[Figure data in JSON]
________

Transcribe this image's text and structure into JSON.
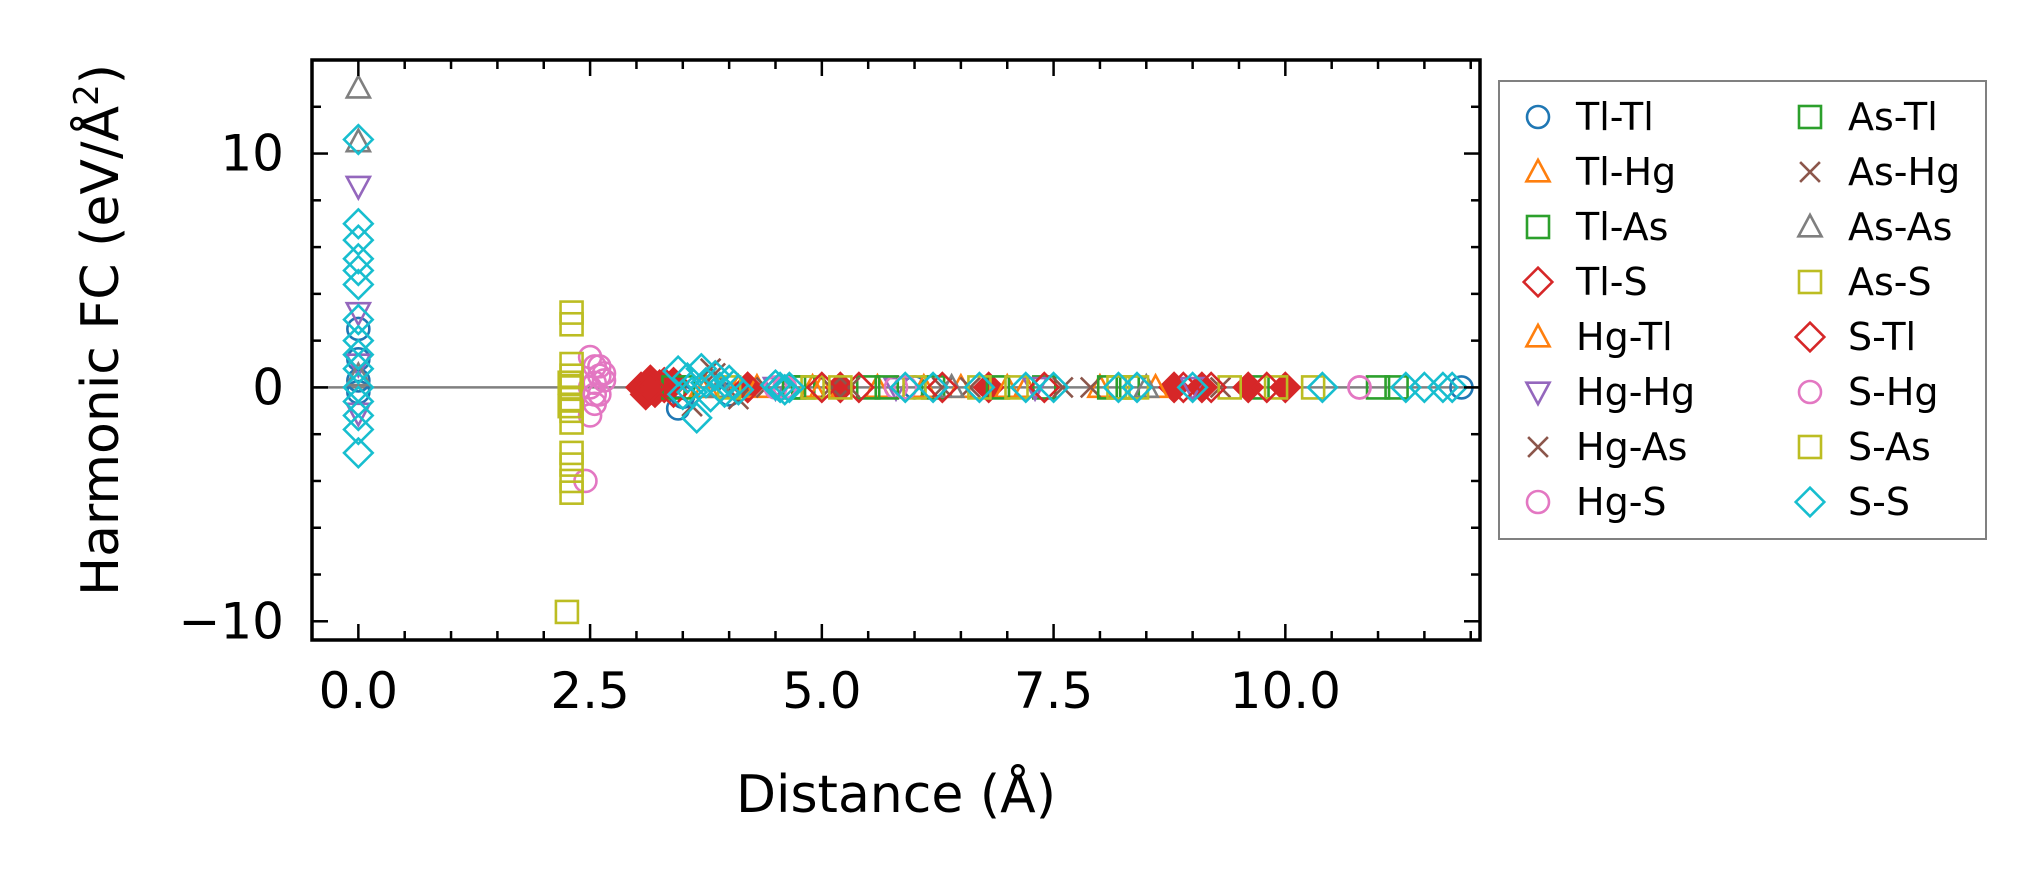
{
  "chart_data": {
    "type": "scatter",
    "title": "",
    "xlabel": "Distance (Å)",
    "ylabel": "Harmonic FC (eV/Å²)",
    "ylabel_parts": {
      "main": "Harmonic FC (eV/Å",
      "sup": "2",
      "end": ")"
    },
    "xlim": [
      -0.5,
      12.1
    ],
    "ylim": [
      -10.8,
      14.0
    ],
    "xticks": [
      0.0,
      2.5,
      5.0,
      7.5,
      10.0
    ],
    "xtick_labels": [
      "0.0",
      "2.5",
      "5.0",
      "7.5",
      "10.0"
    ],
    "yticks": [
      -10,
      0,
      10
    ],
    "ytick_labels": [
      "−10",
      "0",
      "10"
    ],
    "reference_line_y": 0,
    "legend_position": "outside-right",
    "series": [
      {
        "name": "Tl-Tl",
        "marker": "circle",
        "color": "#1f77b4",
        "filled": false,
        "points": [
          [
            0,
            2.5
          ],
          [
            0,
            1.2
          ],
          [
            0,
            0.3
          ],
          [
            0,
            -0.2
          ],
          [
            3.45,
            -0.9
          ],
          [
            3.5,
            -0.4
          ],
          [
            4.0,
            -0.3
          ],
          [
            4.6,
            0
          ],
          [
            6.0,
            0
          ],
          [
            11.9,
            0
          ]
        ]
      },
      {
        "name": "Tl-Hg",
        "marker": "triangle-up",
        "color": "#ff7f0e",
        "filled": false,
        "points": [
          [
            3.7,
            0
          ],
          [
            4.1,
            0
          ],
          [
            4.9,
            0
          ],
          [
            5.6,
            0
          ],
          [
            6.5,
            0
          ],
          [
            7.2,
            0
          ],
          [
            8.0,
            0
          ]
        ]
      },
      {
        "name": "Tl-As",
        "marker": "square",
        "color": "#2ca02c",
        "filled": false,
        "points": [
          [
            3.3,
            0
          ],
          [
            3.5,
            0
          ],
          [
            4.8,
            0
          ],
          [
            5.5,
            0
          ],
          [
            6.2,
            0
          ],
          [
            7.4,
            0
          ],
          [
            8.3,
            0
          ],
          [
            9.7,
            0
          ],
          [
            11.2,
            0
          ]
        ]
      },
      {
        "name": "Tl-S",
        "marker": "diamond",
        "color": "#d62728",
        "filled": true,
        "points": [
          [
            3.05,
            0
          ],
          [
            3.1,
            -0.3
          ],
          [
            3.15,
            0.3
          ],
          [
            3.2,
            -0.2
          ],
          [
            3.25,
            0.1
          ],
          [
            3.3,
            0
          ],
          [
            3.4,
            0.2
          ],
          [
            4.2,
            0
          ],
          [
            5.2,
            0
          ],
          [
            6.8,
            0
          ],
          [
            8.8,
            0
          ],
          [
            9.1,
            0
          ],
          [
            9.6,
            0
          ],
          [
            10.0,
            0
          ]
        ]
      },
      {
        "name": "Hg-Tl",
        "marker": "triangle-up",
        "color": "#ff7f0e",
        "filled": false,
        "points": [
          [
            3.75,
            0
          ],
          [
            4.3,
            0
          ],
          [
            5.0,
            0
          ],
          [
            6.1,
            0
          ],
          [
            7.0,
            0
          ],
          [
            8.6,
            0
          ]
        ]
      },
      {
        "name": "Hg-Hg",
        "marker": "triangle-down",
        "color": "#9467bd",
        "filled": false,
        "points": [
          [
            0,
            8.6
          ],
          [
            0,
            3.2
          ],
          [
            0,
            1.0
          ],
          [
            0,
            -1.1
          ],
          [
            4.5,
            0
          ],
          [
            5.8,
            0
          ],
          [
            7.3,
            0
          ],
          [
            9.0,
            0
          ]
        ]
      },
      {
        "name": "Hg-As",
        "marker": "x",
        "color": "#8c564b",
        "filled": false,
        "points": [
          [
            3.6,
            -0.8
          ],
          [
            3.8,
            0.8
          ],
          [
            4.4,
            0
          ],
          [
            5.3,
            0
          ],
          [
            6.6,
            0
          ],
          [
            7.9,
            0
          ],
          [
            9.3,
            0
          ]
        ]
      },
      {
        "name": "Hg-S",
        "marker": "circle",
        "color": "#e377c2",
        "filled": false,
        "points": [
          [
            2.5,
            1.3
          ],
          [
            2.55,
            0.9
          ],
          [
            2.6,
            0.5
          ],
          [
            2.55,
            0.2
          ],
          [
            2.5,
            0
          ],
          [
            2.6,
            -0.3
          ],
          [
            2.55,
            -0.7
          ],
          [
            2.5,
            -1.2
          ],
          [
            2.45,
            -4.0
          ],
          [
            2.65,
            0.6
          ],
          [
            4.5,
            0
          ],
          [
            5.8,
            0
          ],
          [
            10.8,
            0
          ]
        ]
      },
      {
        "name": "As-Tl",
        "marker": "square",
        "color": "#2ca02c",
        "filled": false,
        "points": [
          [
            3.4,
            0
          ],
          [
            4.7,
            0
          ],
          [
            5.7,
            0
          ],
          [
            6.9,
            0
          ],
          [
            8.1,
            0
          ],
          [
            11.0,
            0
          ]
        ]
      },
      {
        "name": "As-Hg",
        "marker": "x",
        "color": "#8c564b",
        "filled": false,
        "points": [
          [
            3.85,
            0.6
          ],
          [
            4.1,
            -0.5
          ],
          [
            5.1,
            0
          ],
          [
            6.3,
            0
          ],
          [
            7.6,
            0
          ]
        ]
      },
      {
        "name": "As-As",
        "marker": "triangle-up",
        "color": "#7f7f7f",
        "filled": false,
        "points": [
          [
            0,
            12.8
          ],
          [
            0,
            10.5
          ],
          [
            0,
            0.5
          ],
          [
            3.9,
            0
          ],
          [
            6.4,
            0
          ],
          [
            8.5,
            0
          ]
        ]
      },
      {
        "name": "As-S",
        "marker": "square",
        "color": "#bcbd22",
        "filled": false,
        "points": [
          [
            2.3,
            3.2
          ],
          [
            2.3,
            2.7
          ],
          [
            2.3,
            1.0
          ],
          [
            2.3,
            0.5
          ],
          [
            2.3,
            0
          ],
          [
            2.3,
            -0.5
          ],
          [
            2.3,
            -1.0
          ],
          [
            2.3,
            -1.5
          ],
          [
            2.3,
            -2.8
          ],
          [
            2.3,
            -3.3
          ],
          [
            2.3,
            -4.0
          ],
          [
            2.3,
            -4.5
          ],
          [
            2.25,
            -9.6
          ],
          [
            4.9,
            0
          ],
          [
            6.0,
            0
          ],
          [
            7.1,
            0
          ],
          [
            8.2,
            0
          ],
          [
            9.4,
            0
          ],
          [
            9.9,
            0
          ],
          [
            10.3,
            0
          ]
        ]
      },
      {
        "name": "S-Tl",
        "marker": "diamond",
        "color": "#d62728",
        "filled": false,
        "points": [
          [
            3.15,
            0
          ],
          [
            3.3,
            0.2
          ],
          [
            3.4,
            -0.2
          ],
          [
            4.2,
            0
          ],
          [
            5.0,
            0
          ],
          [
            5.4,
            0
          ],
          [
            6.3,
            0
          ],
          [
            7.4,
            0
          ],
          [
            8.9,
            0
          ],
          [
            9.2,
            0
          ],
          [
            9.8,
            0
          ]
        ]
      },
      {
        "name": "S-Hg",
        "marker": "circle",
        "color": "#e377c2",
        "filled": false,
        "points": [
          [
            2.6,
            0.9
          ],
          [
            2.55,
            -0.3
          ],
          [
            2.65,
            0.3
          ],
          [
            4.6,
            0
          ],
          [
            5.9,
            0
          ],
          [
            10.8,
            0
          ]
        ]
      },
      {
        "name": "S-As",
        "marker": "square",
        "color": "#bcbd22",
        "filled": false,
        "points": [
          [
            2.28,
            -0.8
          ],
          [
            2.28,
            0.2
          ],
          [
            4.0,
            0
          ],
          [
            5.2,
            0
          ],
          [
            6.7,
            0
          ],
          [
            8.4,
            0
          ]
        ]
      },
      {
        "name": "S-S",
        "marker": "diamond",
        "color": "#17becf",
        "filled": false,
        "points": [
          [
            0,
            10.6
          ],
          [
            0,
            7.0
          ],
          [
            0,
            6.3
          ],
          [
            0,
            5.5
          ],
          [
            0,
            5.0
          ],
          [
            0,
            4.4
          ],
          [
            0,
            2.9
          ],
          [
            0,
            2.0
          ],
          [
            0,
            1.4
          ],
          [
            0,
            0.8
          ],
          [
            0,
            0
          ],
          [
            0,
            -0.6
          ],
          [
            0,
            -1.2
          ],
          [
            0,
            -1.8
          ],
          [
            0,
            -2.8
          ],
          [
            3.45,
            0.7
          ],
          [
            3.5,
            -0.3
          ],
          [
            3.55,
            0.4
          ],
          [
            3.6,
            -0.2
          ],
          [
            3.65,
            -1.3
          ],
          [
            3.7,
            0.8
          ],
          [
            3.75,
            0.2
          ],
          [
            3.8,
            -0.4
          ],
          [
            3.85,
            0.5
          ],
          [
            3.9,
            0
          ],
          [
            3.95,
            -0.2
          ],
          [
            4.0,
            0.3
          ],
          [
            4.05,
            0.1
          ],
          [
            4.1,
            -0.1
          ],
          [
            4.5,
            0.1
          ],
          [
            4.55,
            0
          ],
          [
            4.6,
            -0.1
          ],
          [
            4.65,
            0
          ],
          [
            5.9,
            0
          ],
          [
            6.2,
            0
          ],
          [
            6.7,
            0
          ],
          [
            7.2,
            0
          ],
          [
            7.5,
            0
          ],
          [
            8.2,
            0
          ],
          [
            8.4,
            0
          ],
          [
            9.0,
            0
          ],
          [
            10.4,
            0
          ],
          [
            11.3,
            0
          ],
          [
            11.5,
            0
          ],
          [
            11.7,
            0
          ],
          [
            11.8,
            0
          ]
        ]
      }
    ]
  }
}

________

§ **WRITTEN INSTRUCTION**:
Copy all the lines above that hold the string "Harmonic".

§ **EXERCISE OUTPUT**:
    "ylabel": "Harmonic FC (eV/Å²)",
      "main": "Harmonic FC (eV/Å",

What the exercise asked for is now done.